Wherever the word "التهذيب" appears in a line, extract that line.

◇ ◇ ◇

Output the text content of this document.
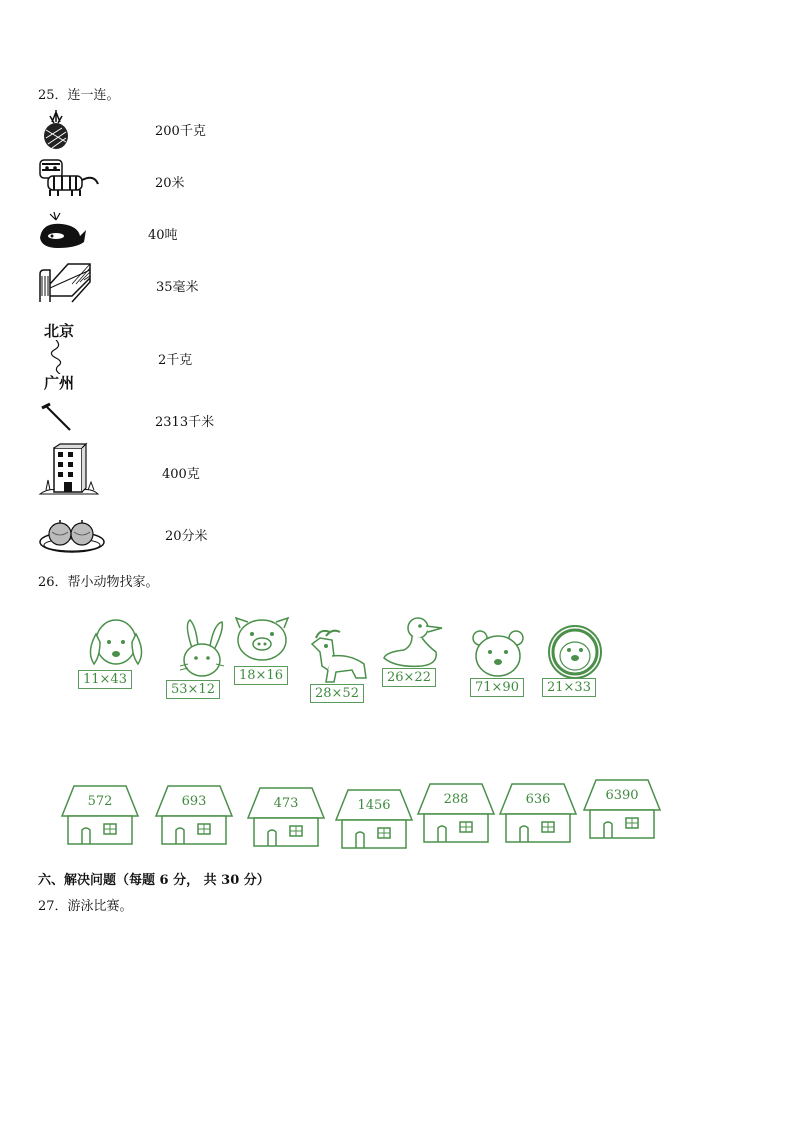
25．连一连。
200千克
20米
40吨
35毫米
北京
广州
2千克
2313千米
400克
20分米
26．帮小动物找家。
11×43
53×12
18×16
28×52
26×22
71×90	21×33
572	693	473	1456	288	636	6390
六、解决问题（每题 6 分， 共 30 分）
27．游泳比赛。
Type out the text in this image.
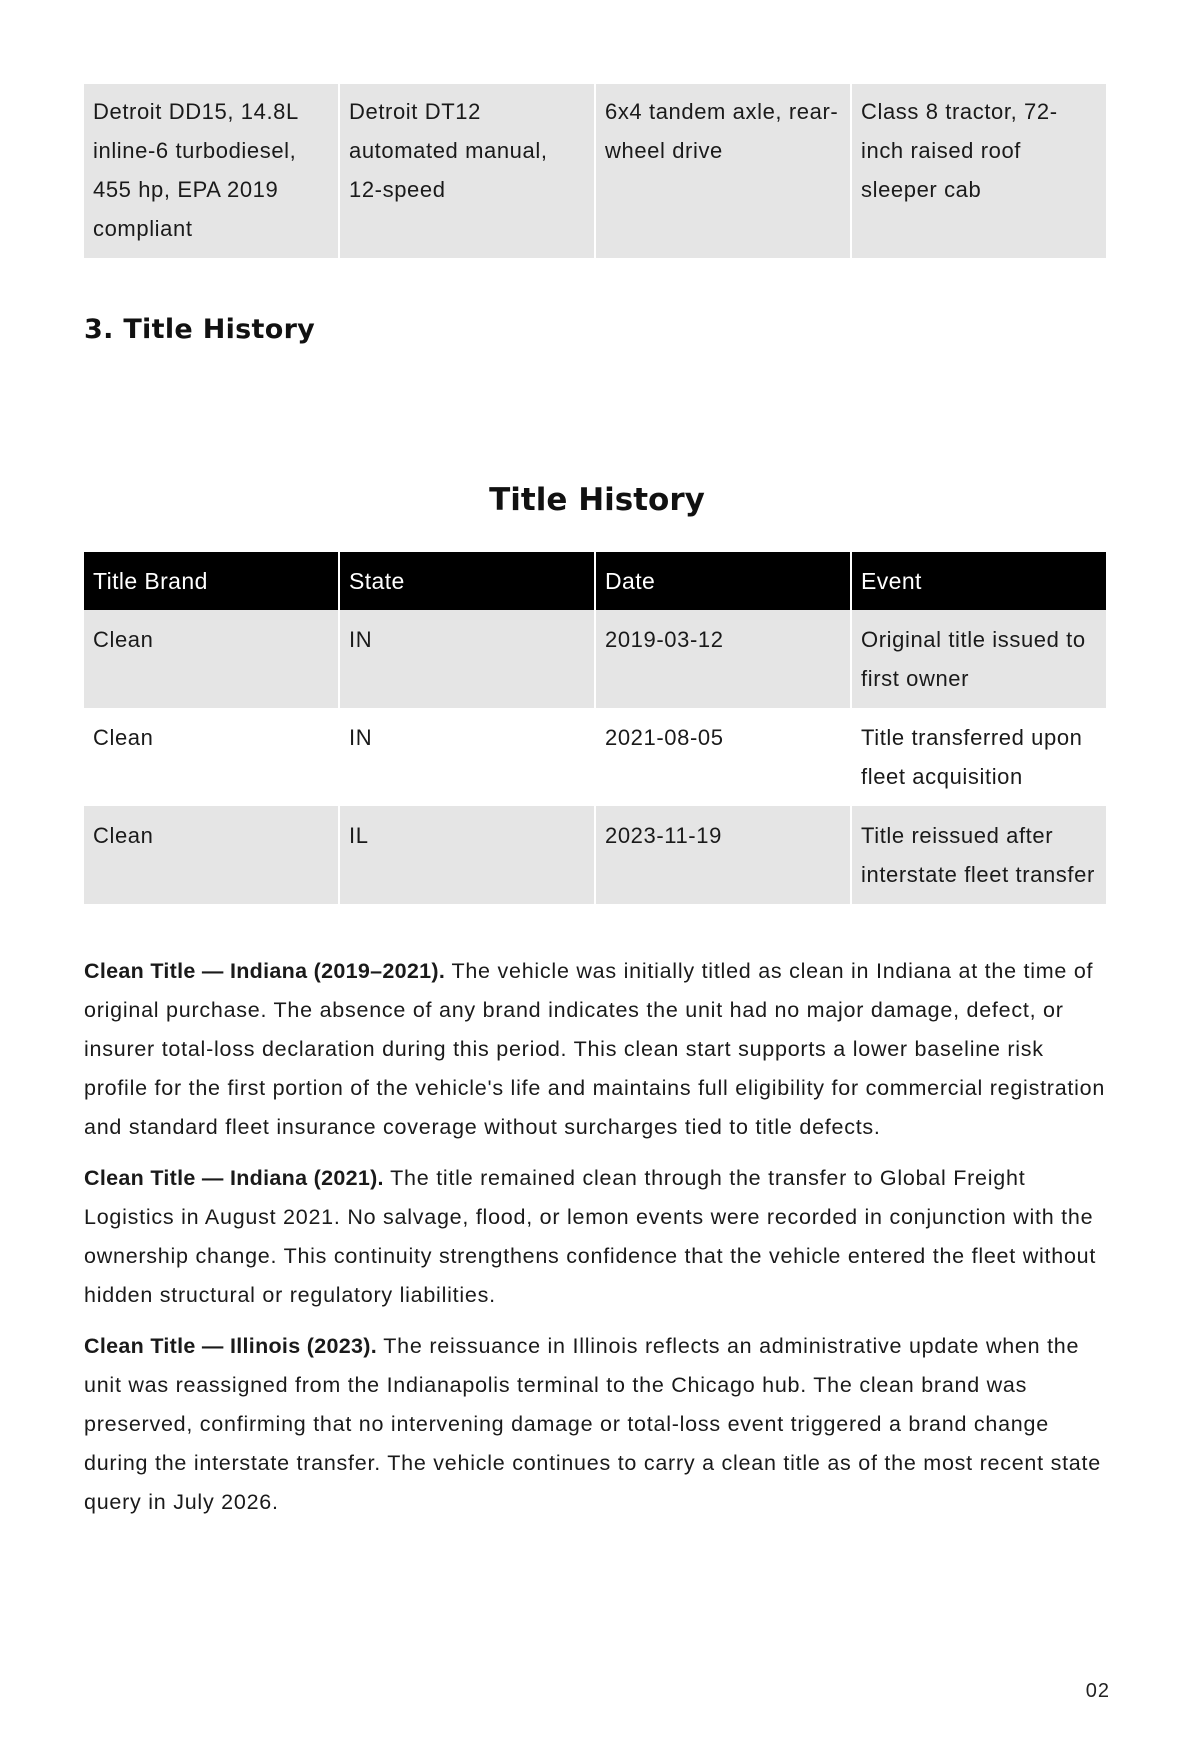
Detroit DD15, 14.8L inline-6 turbodiesel, 455 hp, EPA 2019 compliant	Detroit DT12 automated manual, 12-speed	6x4 tandem axle, rear-wheel drive	Class 8 tractor, 72-inch raised roof sleeper cab
3. Title History
Title History
Title Brand	State	Date	Event
Clean	IN	2019-03-12	Original title issued to first owner
Clean	IN	2021-08-05	Title transferred upon fleet acquisition
Clean	IL	2023-11-19	Title reissued after interstate fleet transfer

Clean Title — Indiana (2019–2021). The vehicle was initially titled as clean in Indiana at the time of original purchase. The absence of any brand indicates the unit had no major damage, defect, or insurer total-loss declaration during this period. This clean start supports a lower baseline risk profile for the first portion of the vehicle's life and maintains full eligibility for commercial registration and standard fleet insurance coverage without surcharges tied to title defects.

Clean Title — Indiana (2021). The title remained clean through the transfer to Global Freight Logistics in August 2021. No salvage, flood, or lemon events were recorded in conjunction with the ownership change. This continuity strengthens confidence that the vehicle entered the fleet without hidden structural or regulatory liabilities.

Clean Title — Illinois (2023). The reissuance in Illinois reflects an administrative update when the unit was reassigned from the Indianapolis terminal to the Chicago hub. The clean brand was preserved, confirming that no intervening damage or total-loss event triggered a brand change during the interstate transfer. The vehicle continues to carry a clean title as of the most recent state query in July 2026.

02
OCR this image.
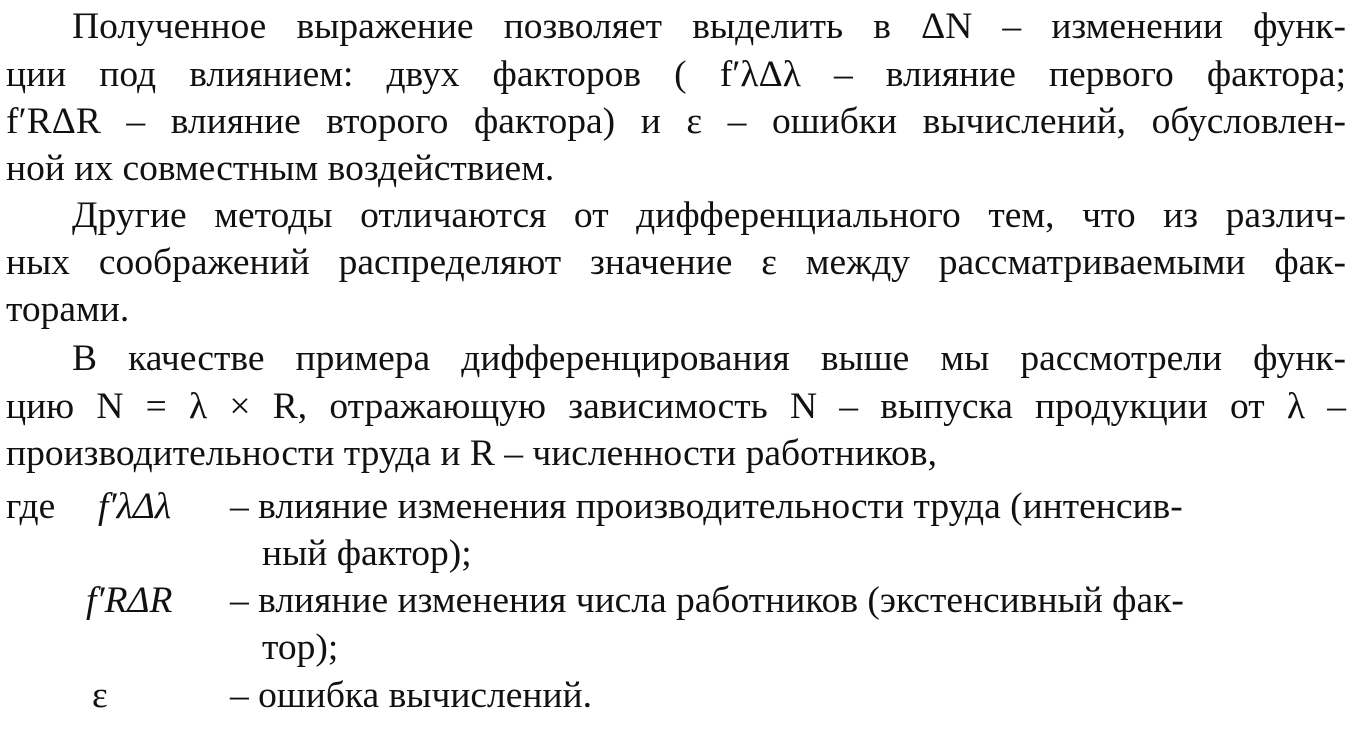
Полученное выражение позволяет выделить в ΔN – изменении функ-
ции под влиянием: двух факторов ( f′λΔλ – влияние первого фактора;
f′RΔR – влияние второго фактора) и ε – ошибки вычислений, обусловлен-
ной их совместным воздействием.
Другие методы отличаются от дифференциального тем, что из различ-
ных соображений распределяют значение ε между рассматриваемыми фак-
торами.
В качестве примера дифференцирования выше мы рассмотрели функ-
цию N = λ × R, отражающую зависимость N – выпуска продукции от λ –
производительности труда и R – численности работников,
где f′λΔλ – влияние изменения производительности труда (интенсив-
ный фактор);
f′RΔR – влияние изменения числа работников (экстенсивный фак-
тор);
ε	– ошибка вычислений.
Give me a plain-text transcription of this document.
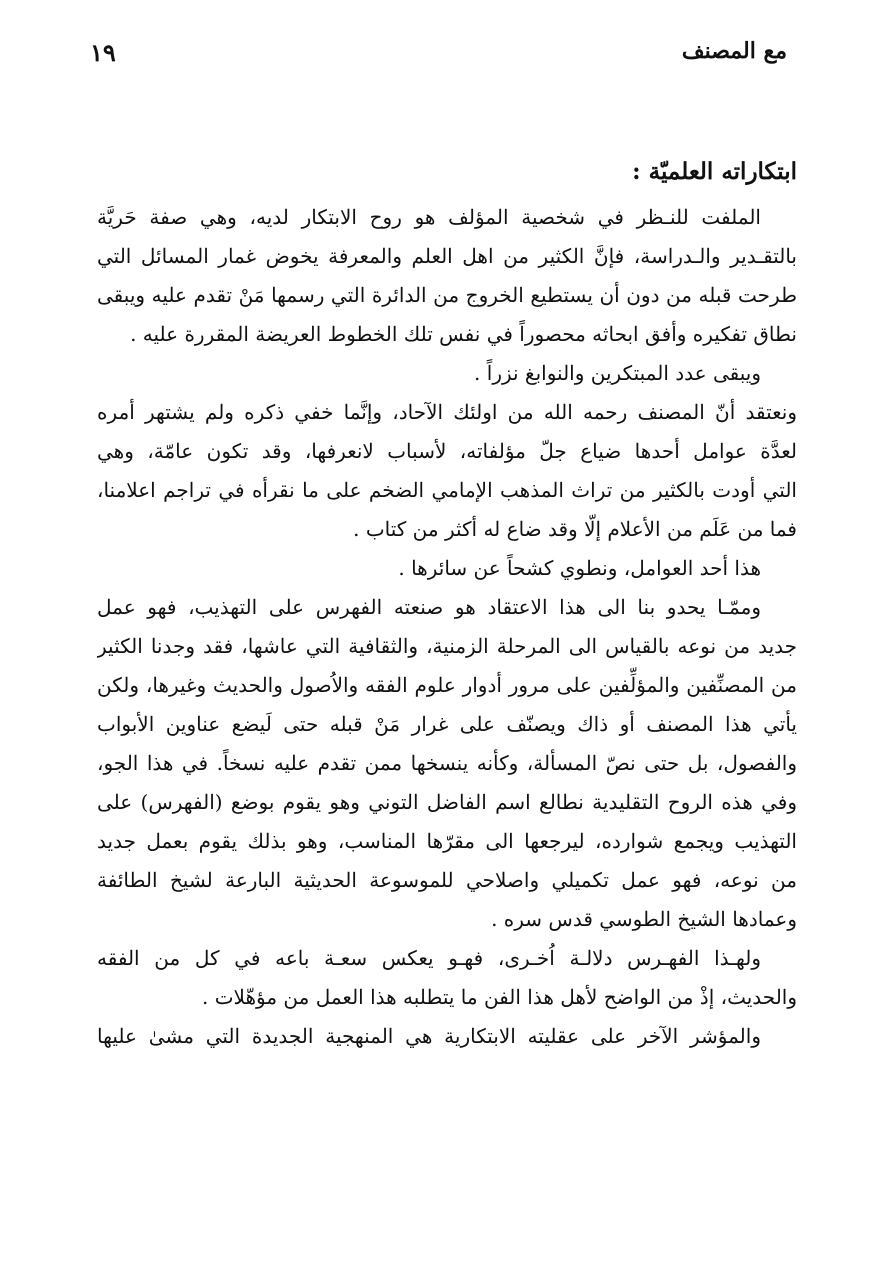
مع المصنف
١٩
ابتكاراته العلميّة :
الملفت للنـظر في شخصية المؤلف هو روح الابتكار لديه، وهي صفة حَريَّة
بالتقـدير والـدراسة، فإنَّ الكثير من اهل العلم والمعرفة يخوض غمار المسائل التي
طرحت قبله من دون أن يستطيع الخروج من الدائرة التي رسمها مَنْ تقدم عليه ويبقى
نطاق تفكيره وأفق ابحاثه محصوراً في نفس تلك الخطوط العريضة المقررة عليه .
ويبقى عدد المبتكرين والنوابغ نزراً .
ونعتقد أنّ المصنف رحمه الله من اولئك الآحاد، وإنَّما خفي ذكره ولم يشتهر أمره
لعدَّة عوامل أحدها ضياع جلّ مؤلفاته، لأسباب لانعرفها، وقد تكون عامّة، وهي
التي أودت بالكثير من تراث المذهب الإمامي الضخم على ما نقرأه في تراجم اعلامنا،
فما من عَلَم من الأعلام إلّا وقد ضاع له أكثر من كتاب .
هذا أحد العوامل، ونطوي كشحاً عن سائرها .
وممّـا يحدو بنا الى هذا الاعتقاد هو صنعته الفهرس على التهذيب، فهو عمل
جديد من نوعه بالقياس الى المرحلة الزمنية، والثقافية التي عاشها، فقد وجدنا الكثير
من المصنِّفين والمؤلِّفين على مرور أدوار علوم الفقه والاُصول والحديث وغيرها، ولكن
يأتي هذا المصنف أو ذاك ويصنّف على غرار مَنْ قبله حتى لَيضع عناوين الأبواب
والفصول، بل حتى نصّ المسألة، وكأنه ينسخها ممن تقدم عليه نسخاً. في هذا الجو،
وفي هذه الروح التقليدية نطالع اسم الفاضل التوني وهو يقوم بوضع (الفهرس) على
التهذيب ويجمع شوارده، ليرجعها الى مقرّها المناسب، وهو بذلك يقوم بعمل جديد
من نوعه، فهو عمل تكميلي واصلاحي للموسوعة الحديثية البارعة لشيخ الطائفة
وعمادها الشيخ الطوسي قدس سره .
ولهـذا الفهـرس دلالـة اُخـرى، فهـو يعكس سعـة باعه في كل من الفقه
والحديث، إذْ من الواضح لأهل هذا الفن ما يتطلبه هذا العمل من مؤهّلات .
والمؤشر الآخر على عقليته الابتكارية هي المنهجية الجديدة التي مشىٰ عليها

◇ ◇ ◇

**Task output**.
وممّـا يحدو بنا الى هذا الاعتقاد هو صنعته الفهرس على التهذيب، فهو عمل
التهذيب ويجمع شوارده، ليرجعها الى مقرّها المناسب، وهو بذلك يقوم بعمل جديد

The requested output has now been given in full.